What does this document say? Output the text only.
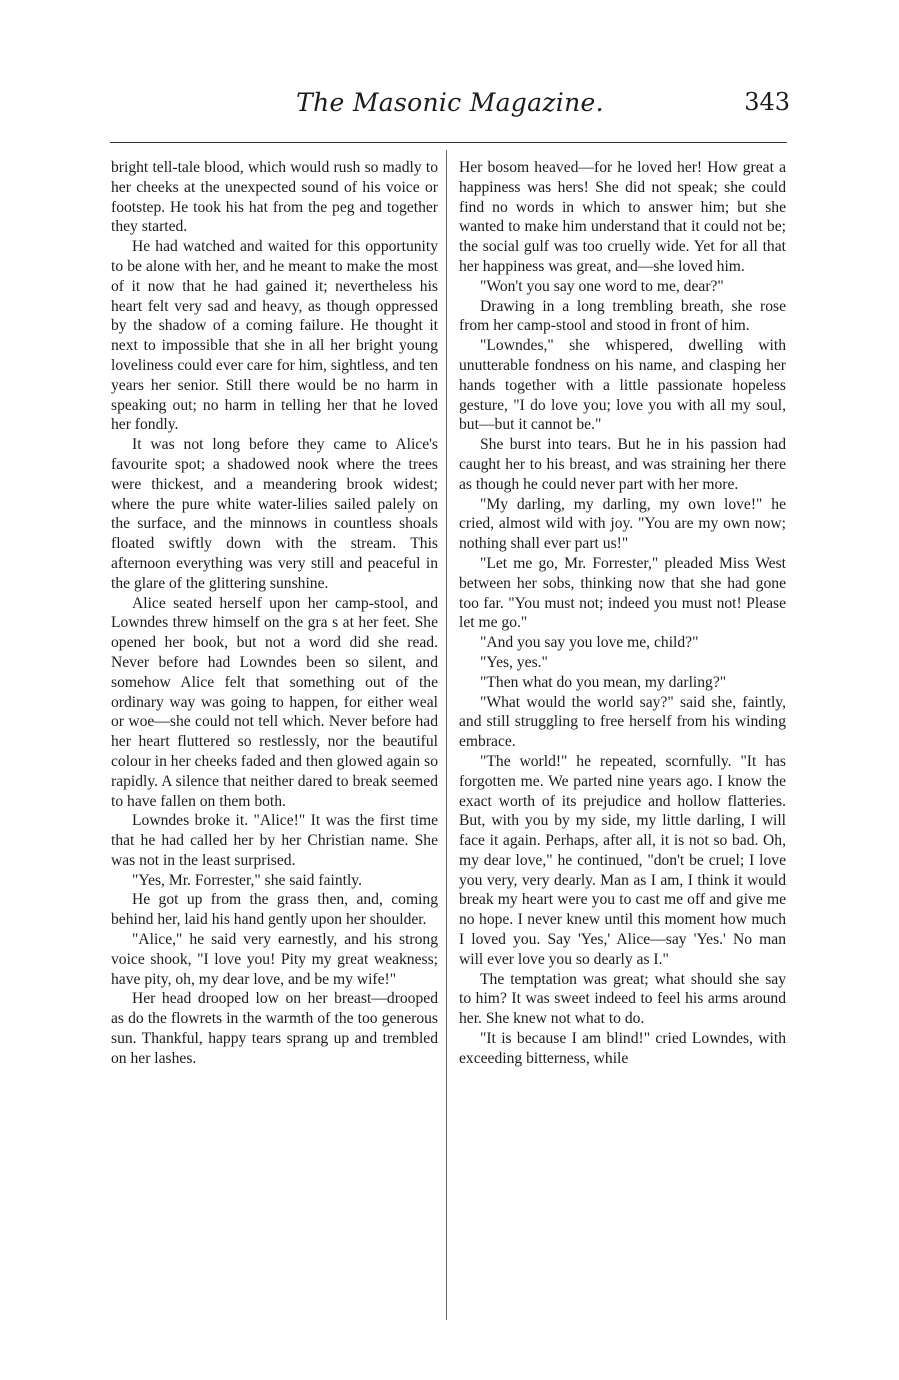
The Masonic Magazine.	343

bright tell-tale blood, which would rush so madly to her cheeks at the unexpected sound of his voice or footstep. He took his hat from the peg and together they started.

He had watched and waited for this opportunity to be alone with her, and he meant to make the most of it now that he had gained it; nevertheless his heart felt very sad and heavy, as though oppressed by the shadow of a coming failure. He thought it next to impossible that she in all her bright young loveliness could ever care for him, sightless, and ten years her senior. Still there would be no harm in speaking out; no harm in telling her that he loved her fondly.

It was not long before they came to Alice's favourite spot; a shadowed nook where the trees were thickest, and a meandering brook widest; where the pure white water-lilies sailed palely on the surface, and the minnows in countless shoals floated swiftly down with the stream. This afternoon everything was very still and peaceful in the glare of the glittering sunshine.

Alice seated herself upon her camp-stool, and Lowndes threw himself on the gra s at her feet. She opened her book, but not a word did she read. Never before had Lowndes been so silent, and somehow Alice felt that something out of the ordinary way was going to happen, for either weal or woe—she could not tell which. Never before had her heart fluttered so restlessly, nor the beautiful colour in her cheeks faded and then glowed again so rapidly. A silence that neither dared to break seemed to have fallen on them both.

Lowndes broke it. "Alice!" It was the first time that he had called her by her Christian name. She was not in the least surprised.

"Yes, Mr. Forrester," she said faintly.

He got up from the grass then, and, coming behind her, laid his hand gently upon her shoulder.

"Alice," he said very earnestly, and his strong voice shook, "I love you! Pity my great weakness; have pity, oh, my dear love, and be my wife!"

Her head drooped low on her breast—drooped as do the flowrets in the warmth of the too generous sun. Thankful, happy tears sprang up and trembled on her lashes.

Her bosom heaved—for he loved her! How great a happiness was hers! She did not speak; she could find no words in which to answer him; but she wanted to make him understand that it could not be; the social gulf was too cruelly wide. Yet for all that her happiness was great, and—she loved him.

"Won't you say one word to me, dear?"

Drawing in a long trembling breath, she rose from her camp-stool and stood in front of him.

"Lowndes," she whispered, dwelling with unutterable fondness on his name, and clasping her hands together with a little passionate hopeless gesture, "I do love you; love you with all my soul, but—but it cannot be."

She burst into tears. But he in his passion had caught her to his breast, and was straining her there as though he could never part with her more.

"My darling, my darling, my own love!" he cried, almost wild with joy. "You are my own now; nothing shall ever part us!"

"Let me go, Mr. Forrester," pleaded Miss West between her sobs, thinking now that she had gone too far. "You must not; indeed you must not! Please let me go."

"And you say you love me, child?"

"Yes, yes."

"Then what do you mean, my darling?"

"What would the world say?" said she, faintly, and still struggling to free herself from his winding embrace.

"The world!" he repeated, scornfully. "It has forgotten me. We parted nine years ago. I know the exact worth of its prejudice and hollow flatteries. But, with you by my side, my little darling, I will face it again. Perhaps, after all, it is not so bad. Oh, my dear love," he continued, "don't be cruel; I love you very, very dearly. Man as I am, I think it would break my heart were you to cast me off and give me no hope. I never knew until this moment how much I loved you. Say 'Yes,' Alice—say 'Yes.' No man will ever love you so dearly as I."

The temptation was great; what should she say to him? It was sweet indeed to feel his arms around her. She knew not what to do.

"It is because I am blind!" cried Lowndes, with exceeding bitterness, while
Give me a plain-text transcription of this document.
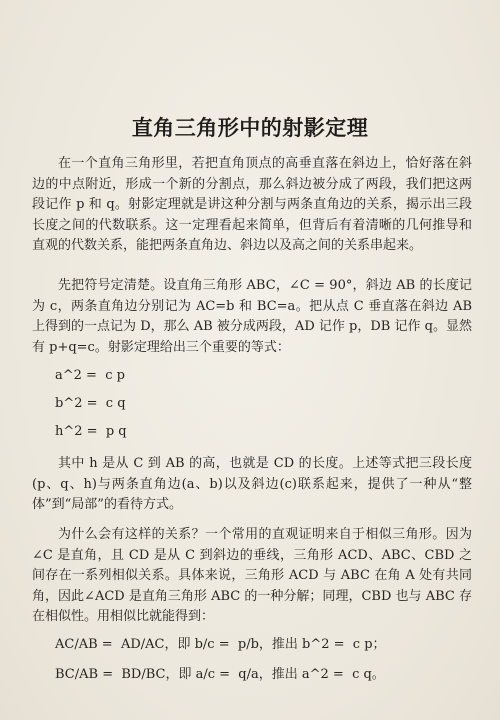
直角三角形中的射影定理

在一个直角三角形里，若把直角顶点的高垂直落在斜边上，恰好落在斜边的中点附近，形成一个新的分割点，那么斜边被分成了两段，我们把这两段记作 p 和 q。射影定理就是讲这种分割与两条直角边的关系，揭示出三段长度之间的代数联系。这一定理看起来简单，但背后有着清晰的几何推导和直观的代数关系，能把两条直角边、斜边以及高之间的关系串起来。

先把符号定清楚。设直角三角形 ABC，∠C = 90°，斜边 AB 的长度记为 c，两条直角边分别记为 AC=b 和 BC=a。把从点 C 垂直落在斜边 AB 上得到的一点记为 D，那么 AB 被分成两段，AD 记作 p，DB 记作 q。显然有 p+q=c。射影定理给出三个重要的等式：

a^2 =  c p
b^2 =  c q
h^2 =  p q

其中 h 是从 C 到 AB 的高，也就是 CD 的长度。上述等式把三段长度(p、q、h)与两条直角边(a、b)以及斜边(c)联系起来，提供了一种从“整体”到“局部”的看待方式。

为什么会有这样的关系？一个常用的直观证明来自于相似三角形。因为∠C 是直角，且 CD 是从 C 到斜边的垂线，三角形 ACD、ABC、CBD 之间存在一系列相似关系。具体来说，三角形 ACD 与 ABC 在角 A 处有共同角，因此∠ACD 是直角三角形 ABC 的一种分解；同理，CBD 也与 ABC 存在相似性。用相似比就能得到：

AC/AB =  AD/AC，即 b/c =  p/b，推出 b^2 =  c p；
BC/AB =  BD/BC，即 a/c =  q/a，推出 a^2 =  c q。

● ● ●

What you are asked to do: Track down every line of the material containing the string "they", and copy it.

Task solution:
bright tell-tale blood, which would rush so madly to her cheeks at the unexpected sound of his voice or footstep. He took his hat from the peg and together they started.
It was not long before they came to Alice's favourite spot; a shadowed nook where the trees were thickest, and a meandering brook widest; where the pure white water-lilies sailed palely on the surface, and the minnows in countless shoals floated swiftly down with the stream. This afternoon everything was very still and peaceful in the glare of the glittering sunshine.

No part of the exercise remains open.